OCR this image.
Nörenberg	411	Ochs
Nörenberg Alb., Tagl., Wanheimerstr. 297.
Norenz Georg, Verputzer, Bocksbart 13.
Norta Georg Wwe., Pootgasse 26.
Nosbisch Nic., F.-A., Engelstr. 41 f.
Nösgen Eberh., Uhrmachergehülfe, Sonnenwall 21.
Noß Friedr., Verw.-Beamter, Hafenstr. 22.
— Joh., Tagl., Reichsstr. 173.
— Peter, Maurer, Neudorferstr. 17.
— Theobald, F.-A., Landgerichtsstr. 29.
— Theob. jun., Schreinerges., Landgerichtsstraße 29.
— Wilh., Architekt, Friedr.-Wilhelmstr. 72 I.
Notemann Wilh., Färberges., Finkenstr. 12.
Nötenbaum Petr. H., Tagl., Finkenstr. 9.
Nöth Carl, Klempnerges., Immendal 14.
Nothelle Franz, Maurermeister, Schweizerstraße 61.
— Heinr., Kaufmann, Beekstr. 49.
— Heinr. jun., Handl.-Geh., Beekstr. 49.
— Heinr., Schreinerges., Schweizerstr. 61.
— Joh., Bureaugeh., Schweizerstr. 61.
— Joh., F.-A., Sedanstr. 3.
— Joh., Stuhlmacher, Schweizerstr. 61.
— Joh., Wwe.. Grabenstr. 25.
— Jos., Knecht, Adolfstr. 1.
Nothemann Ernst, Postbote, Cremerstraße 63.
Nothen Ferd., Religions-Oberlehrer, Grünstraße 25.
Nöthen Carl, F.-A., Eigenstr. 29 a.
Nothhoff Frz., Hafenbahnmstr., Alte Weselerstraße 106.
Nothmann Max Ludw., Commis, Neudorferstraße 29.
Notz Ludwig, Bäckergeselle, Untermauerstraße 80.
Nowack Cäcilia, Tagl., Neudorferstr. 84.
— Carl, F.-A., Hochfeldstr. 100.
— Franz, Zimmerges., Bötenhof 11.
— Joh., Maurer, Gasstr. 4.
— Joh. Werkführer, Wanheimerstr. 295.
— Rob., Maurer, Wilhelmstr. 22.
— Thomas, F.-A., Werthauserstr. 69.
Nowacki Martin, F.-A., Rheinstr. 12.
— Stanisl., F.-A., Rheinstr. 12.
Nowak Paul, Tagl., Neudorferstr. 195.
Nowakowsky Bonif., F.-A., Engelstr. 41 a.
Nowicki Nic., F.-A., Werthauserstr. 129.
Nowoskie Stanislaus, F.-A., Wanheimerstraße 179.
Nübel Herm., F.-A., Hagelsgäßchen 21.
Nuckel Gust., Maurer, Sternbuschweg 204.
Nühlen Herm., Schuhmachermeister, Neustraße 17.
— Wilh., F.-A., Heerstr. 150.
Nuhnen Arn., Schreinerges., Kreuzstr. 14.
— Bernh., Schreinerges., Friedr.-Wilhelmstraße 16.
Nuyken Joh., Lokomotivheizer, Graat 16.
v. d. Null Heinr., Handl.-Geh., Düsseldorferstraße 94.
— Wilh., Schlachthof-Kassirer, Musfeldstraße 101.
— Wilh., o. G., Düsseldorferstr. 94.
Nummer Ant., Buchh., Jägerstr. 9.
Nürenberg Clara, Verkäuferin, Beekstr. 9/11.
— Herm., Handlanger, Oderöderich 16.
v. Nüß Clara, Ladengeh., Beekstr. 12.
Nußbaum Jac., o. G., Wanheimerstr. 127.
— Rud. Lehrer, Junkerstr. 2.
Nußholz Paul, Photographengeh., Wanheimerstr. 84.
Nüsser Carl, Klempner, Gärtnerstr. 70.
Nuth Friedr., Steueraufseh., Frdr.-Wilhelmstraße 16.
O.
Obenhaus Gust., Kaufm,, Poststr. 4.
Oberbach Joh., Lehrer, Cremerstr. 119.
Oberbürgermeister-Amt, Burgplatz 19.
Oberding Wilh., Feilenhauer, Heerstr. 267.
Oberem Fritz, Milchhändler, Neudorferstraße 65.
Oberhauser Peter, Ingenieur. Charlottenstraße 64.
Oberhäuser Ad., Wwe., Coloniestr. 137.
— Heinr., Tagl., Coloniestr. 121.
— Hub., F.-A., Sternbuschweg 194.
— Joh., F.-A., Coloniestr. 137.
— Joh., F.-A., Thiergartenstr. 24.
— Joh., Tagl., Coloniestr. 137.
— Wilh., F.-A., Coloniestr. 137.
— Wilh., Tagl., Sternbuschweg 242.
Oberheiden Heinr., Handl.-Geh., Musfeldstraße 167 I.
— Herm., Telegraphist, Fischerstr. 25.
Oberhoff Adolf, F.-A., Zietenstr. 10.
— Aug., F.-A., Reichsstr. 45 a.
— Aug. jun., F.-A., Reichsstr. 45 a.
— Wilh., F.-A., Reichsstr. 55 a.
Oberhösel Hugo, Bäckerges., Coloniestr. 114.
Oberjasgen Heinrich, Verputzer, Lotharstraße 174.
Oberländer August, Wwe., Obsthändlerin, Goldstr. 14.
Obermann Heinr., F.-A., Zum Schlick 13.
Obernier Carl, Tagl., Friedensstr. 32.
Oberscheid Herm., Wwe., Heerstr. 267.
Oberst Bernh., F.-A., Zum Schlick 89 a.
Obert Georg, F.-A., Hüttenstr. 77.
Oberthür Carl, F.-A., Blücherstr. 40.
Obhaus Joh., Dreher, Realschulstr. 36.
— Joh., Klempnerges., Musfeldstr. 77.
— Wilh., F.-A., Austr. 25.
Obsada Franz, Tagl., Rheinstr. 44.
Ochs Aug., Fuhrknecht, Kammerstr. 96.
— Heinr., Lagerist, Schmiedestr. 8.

*****

§ GIVEN PROBLEM:
Take the listing above and write it out again exactly.

§ ANSWER FOR THE TASK:
OCR this image.
Nörenberg	411	Ochs
Nörenberg Alb., Tagl., Wanheimerstr. 297.
Norenz Georg, Verputzer, Bocksbart 13.
Norta Georg Wwe., Pootgasse 26.
Nosbisch Nic., F.-A., Engelstr. 41 f.
Nösgen Eberh., Uhrmachergehülfe, Sonnenwall 21.
Noß Friedr., Verw.-Beamter, Hafenstr. 22.
— Joh., Tagl., Reichsstr. 173.
— Peter, Maurer, Neudorferstr. 17.
— Theobald, F.-A., Landgerichtsstr. 29.
— Theob. jun., Schreinerges., Landgerichtsstraße 29.
— Wilh., Architekt, Friedr.-Wilhelmstr. 72 I.
Notemann Wilh., Färberges., Finkenstr. 12.
Nötenbaum Petr. H., Tagl., Finkenstr. 9.
Nöth Carl, Klempnerges., Immendal 14.
Nothelle Franz, Maurermeister, Schweizerstraße 61.
— Heinr., Kaufmann, Beekstr. 49.
— Heinr. jun., Handl.-Geh., Beekstr. 49.
— Heinr., Schreinerges., Schweizerstr. 61.
— Joh., Bureaugeh., Schweizerstr. 61.
— Joh., F.-A., Sedanstr. 3.
— Joh., Stuhlmacher, Schweizerstr. 61.
— Joh., Wwe.. Grabenstr. 25.
— Jos., Knecht, Adolfstr. 1.
Nothemann Ernst, Postbote, Cremerstraße 63.
Nothen Ferd., Religions-Oberlehrer, Grünstraße 25.
Nöthen Carl, F.-A., Eigenstr. 29 a.
Nothhoff Frz., Hafenbahnmstr., Alte Weselerstraße 106.
Nothmann Max Ludw., Commis, Neudorferstraße 29.
Notz Ludwig, Bäckergeselle, Untermauerstraße 80.
Nowack Cäcilia, Tagl., Neudorferstr. 84.
— Carl, F.-A., Hochfeldstr. 100.
— Franz, Zimmerges., Bötenhof 11.
— Joh., Maurer, Gasstr. 4.
— Joh. Werkführer, Wanheimerstr. 295.
— Rob., Maurer, Wilhelmstr. 22.
— Thomas, F.-A., Werthauserstr. 69.
Nowacki Martin, F.-A., Rheinstr. 12.
— Stanisl., F.-A., Rheinstr. 12.
Nowak Paul, Tagl., Neudorferstr. 195.
Nowakowsky Bonif., F.-A., Engelstr. 41 a.
Nowicki Nic., F.-A., Werthauserstr. 129.
Nowoskie Stanislaus, F.-A., Wanheimerstraße 179.
Nübel Herm., F.-A., Hagelsgäßchen 21.
Nuckel Gust., Maurer, Sternbuschweg 204.
Nühlen Herm., Schuhmachermeister, Neustraße 17.
— Wilh., F.-A., Heerstr. 150.
Nuhnen Arn., Schreinerges., Kreuzstr. 14.
— Bernh., Schreinerges., Friedr.-Wilhelmstraße 16.
Nuyken Joh., Lokomotivheizer, Graat 16.
v. d. Null Heinr., Handl.-Geh., Düsseldorferstraße 94.
— Wilh., Schlachthof-Kassirer, Musfeldstraße 101.
— Wilh., o. G., Düsseldorferstr. 94.
Nummer Ant., Buchh., Jägerstr. 9.
Nürenberg Clara, Verkäuferin, Beekstr. 9/11.
— Herm., Handlanger, Oderöderich 16.
v. Nüß Clara, Ladengeh., Beekstr. 12.
Nußbaum Jac., o. G., Wanheimerstr. 127.
— Rud. Lehrer, Junkerstr. 2.
Nußholz Paul, Photographengeh., Wanheimerstr. 84.
Nüsser Carl, Klempner, Gärtnerstr. 70.
Nuth Friedr., Steueraufseh., Frdr.-Wilhelmstraße 16.
O.
Obenhaus Gust., Kaufm,, Poststr. 4.
Oberbach Joh., Lehrer, Cremerstr. 119.
Oberbürgermeister-Amt, Burgplatz 19.
Oberding Wilh., Feilenhauer, Heerstr. 267.
Oberem Fritz, Milchhändler, Neudorferstraße 65.
Oberhauser Peter, Ingenieur. Charlottenstraße 64.
Oberhäuser Ad., Wwe., Coloniestr. 137.
— Heinr., Tagl., Coloniestr. 121.
— Hub., F.-A., Sternbuschweg 194.
— Joh., F.-A., Coloniestr. 137.
— Joh., F.-A., Thiergartenstr. 24.
— Joh., Tagl., Coloniestr. 137.
— Wilh., F.-A., Coloniestr. 137.
— Wilh., Tagl., Sternbuschweg 242.
Oberheiden Heinr., Handl.-Geh., Musfeldstraße 167 I.
— Herm., Telegraphist, Fischerstr. 25.
Oberhoff Adolf, F.-A., Zietenstr. 10.
— Aug., F.-A., Reichsstr. 45 a.
— Aug. jun., F.-A., Reichsstr. 45 a.
— Wilh., F.-A., Reichsstr. 55 a.
Oberhösel Hugo, Bäckerges., Coloniestr. 114.
Oberjasgen Heinrich, Verputzer, Lotharstraße 174.
Oberländer August, Wwe., Obsthändlerin, Goldstr. 14.
Obermann Heinr., F.-A., Zum Schlick 13.
Obernier Carl, Tagl., Friedensstr. 32.
Oberscheid Herm., Wwe., Heerstr. 267.
Oberst Bernh., F.-A., Zum Schlick 89 a.
Obert Georg, F.-A., Hüttenstr. 77.
Oberthür Carl, F.-A., Blücherstr. 40.
Obhaus Joh., Dreher, Realschulstr. 36.
— Joh., Klempnerges., Musfeldstr. 77.
— Wilh., F.-A., Austr. 25.
Obsada Franz, Tagl., Rheinstr. 44.
Ochs Aug., Fuhrknecht, Kammerstr. 96.
— Heinr., Lagerist, Schmiedestr. 8.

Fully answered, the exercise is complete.